Requirements —
1 - From the message about teaching FOSS GIS, list every field of practical application that the course objective names.
2 - Based on the message about teaching FOSS GIS, does each statement agree with it? (a) The writer of the original message teaches full time. (b) The lab sessions run on XP machines. (c) The reply suggests a wiki as a starting point for a standard set of exercises.
3 - Rewrite the message about teaching FOSS GIS between "The only serios" and "starting point?", inclusive, with "wiki" replaced by "shared website".

Passage provided —
'''

The only serios problem now is the instability of qgis 0.8; I think we
need a good deal of effort to have a really stable and bugfree release.
I like the idea of a standard set of exercises. A wiki could be a good
starting point?
All the best.
pc

maning sambale ha scritto:

Hi FOSS GIS users,

I am a part-time instructor in a college teaching introductory gis
course. I have been advocating for the use FOSS GIS (particularly
GRASS and QGIS ) in our schools for the lab sessions.
This is the second term I am doing this and have been reflecting on
how did it go the first time.

The objective of the course is for students to understand basic gis
principles as well as practical applications in site planning, land
use, ecology and business.

Judging by the previous experience, it is a little bit difficult
introducing the student FOSS GIS especially the linux way of doing
things (CLI). We are using XP machines and most students probably
know computers as MS windows only.

'''

Data provided —
'''

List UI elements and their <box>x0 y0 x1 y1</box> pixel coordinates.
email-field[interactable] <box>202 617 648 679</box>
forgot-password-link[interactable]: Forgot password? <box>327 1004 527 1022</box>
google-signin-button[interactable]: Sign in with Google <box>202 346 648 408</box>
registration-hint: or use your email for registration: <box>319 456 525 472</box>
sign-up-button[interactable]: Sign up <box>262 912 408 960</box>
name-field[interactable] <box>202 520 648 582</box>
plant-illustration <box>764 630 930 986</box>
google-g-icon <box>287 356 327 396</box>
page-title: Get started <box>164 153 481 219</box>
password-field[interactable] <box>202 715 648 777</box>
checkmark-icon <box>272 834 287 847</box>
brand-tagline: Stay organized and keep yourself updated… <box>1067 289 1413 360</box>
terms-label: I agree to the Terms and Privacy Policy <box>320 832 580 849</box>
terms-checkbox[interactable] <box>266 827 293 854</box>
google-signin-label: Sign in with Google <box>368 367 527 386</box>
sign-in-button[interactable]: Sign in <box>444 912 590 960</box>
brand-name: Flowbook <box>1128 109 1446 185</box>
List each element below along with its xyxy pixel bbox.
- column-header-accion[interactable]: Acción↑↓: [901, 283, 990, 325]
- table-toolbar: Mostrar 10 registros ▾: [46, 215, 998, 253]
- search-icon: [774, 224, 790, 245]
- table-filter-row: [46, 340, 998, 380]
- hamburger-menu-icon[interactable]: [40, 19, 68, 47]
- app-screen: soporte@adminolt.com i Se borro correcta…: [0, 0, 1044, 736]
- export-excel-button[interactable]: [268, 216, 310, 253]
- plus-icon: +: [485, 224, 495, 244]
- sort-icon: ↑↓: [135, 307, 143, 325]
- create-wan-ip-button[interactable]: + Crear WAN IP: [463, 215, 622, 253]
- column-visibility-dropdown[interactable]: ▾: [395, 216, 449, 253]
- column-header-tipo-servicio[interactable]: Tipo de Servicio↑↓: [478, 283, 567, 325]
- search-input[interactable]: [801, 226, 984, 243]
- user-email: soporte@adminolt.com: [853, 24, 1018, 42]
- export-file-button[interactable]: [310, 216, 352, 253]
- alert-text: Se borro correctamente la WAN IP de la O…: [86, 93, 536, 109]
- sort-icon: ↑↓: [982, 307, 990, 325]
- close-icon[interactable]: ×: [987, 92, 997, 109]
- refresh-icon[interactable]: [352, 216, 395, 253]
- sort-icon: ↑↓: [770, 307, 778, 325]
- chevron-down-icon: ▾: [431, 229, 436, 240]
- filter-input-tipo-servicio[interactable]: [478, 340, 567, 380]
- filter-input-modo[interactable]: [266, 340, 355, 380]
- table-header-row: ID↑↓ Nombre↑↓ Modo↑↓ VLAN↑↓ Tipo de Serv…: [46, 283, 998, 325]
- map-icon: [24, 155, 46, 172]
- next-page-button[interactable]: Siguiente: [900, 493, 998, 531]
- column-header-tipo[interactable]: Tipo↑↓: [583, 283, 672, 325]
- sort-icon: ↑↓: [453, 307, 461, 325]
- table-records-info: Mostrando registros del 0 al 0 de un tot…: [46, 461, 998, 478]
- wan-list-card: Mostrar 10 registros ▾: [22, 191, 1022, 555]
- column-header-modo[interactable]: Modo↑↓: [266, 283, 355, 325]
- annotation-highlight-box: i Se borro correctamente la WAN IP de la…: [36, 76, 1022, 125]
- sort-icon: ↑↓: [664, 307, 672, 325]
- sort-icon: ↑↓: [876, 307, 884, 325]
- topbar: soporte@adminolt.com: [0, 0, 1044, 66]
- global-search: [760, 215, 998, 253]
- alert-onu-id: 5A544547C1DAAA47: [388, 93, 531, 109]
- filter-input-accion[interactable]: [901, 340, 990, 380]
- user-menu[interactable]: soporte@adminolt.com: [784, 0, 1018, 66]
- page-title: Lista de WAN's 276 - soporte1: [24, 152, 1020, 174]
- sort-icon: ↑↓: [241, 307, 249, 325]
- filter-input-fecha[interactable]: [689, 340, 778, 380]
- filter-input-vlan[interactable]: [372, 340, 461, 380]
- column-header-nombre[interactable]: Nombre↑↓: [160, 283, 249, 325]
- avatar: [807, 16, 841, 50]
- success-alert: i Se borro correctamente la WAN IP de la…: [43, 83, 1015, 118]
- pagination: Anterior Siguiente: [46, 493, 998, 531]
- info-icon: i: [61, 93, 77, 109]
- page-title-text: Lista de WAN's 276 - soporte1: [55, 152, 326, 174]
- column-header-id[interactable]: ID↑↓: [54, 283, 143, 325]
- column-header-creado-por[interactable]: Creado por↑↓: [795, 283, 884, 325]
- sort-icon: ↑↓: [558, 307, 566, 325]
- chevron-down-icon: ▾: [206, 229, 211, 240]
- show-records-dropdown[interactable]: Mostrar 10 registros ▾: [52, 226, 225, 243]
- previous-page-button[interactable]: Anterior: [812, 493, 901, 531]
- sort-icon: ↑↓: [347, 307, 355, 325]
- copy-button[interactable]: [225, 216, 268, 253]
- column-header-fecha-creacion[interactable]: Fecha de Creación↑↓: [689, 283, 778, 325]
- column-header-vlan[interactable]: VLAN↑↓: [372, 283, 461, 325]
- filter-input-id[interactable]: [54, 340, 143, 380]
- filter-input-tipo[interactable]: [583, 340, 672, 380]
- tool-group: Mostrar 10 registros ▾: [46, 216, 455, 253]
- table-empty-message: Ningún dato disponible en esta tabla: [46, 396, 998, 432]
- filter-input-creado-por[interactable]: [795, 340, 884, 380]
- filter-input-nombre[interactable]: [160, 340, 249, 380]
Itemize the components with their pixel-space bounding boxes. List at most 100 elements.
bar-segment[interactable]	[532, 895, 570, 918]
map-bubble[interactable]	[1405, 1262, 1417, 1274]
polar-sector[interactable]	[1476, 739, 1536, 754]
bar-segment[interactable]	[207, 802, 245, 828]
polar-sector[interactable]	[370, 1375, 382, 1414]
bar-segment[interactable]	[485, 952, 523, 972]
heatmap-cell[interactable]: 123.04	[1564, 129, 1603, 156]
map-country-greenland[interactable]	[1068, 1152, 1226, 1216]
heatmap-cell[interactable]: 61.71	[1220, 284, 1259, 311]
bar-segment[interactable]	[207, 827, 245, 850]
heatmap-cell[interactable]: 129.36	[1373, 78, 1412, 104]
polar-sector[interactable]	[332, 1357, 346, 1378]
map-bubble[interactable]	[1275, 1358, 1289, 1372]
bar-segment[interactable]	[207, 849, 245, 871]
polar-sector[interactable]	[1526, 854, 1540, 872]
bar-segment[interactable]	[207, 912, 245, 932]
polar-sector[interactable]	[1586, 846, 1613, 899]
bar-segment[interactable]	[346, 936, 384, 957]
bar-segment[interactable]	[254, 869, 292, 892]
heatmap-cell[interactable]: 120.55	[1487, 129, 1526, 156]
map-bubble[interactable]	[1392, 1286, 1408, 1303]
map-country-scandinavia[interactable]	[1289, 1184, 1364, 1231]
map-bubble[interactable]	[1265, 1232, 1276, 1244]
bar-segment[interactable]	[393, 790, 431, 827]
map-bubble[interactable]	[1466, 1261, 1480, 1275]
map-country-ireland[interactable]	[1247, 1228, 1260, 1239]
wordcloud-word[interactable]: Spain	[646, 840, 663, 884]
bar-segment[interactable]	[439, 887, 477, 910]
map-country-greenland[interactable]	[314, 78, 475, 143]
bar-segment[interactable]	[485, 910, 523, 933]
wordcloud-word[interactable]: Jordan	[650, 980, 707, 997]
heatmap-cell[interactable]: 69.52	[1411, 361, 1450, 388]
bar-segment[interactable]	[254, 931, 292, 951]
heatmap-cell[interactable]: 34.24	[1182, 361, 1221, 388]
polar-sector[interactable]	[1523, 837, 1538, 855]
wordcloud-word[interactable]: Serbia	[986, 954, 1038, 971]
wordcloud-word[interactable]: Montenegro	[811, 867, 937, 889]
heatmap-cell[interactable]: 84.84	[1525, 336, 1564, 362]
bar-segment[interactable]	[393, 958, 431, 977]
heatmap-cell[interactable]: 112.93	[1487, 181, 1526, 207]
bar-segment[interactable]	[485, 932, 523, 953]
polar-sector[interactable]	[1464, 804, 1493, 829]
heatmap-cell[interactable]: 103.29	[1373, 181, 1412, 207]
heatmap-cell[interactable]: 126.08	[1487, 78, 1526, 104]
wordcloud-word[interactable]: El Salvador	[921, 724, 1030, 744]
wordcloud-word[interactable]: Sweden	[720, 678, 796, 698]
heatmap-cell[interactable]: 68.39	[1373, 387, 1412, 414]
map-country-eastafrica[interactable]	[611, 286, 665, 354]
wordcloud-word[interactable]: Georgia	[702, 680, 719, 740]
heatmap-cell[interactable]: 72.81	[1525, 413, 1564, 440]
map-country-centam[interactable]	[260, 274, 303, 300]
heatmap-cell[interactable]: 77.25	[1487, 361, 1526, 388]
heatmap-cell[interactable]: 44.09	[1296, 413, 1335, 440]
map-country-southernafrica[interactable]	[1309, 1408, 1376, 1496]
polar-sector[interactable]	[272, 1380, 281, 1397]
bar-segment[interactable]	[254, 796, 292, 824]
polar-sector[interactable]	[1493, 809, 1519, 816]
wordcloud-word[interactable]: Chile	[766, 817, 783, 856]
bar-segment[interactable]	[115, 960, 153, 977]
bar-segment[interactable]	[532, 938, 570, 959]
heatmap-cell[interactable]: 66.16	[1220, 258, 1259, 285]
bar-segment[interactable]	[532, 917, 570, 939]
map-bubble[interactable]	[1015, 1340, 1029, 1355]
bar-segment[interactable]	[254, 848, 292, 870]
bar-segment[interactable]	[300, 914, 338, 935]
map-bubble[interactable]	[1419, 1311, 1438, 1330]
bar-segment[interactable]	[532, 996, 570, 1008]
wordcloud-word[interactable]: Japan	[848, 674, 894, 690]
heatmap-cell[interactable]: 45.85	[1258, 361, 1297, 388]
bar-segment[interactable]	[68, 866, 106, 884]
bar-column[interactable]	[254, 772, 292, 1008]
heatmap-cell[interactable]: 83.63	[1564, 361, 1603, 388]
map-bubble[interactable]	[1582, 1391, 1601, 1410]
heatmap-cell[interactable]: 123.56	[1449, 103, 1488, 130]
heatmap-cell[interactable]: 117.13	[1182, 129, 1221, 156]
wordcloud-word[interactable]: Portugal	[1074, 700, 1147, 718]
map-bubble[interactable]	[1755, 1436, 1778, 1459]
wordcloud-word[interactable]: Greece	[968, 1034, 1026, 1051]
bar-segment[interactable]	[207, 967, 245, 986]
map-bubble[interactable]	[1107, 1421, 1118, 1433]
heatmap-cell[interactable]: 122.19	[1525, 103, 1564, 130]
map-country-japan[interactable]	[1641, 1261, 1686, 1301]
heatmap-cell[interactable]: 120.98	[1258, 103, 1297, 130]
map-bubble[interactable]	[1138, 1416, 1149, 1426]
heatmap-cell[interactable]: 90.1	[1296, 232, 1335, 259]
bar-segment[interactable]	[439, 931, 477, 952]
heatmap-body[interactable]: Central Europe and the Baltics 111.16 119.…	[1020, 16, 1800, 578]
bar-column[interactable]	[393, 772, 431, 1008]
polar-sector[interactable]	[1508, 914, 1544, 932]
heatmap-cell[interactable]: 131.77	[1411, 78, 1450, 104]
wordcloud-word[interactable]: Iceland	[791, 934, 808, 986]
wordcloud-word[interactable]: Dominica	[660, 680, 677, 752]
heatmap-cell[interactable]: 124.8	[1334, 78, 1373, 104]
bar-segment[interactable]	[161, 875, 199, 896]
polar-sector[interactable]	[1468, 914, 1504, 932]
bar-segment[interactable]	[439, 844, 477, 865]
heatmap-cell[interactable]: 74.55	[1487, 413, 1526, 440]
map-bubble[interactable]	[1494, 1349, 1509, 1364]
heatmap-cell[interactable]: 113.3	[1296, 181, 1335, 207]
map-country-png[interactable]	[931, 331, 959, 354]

'''

Per-task answers —
1 - site planning, land use, ecology, business

2 -
(a) No: "I am a part-time instructor in a college teaching introductory gis course."
(b) Yes: "We are using XP machines"
(c) Yes: "I like the idea of a standard set of exercises. A wiki could be a good starting point?"

3 -
The only serios problem now is the instability of qgis 0.8; I think we
need a good deal of effort to have a really stable and bugfree release.
I like the idea of a standard set of exercises. A shared website could be a good
starting point?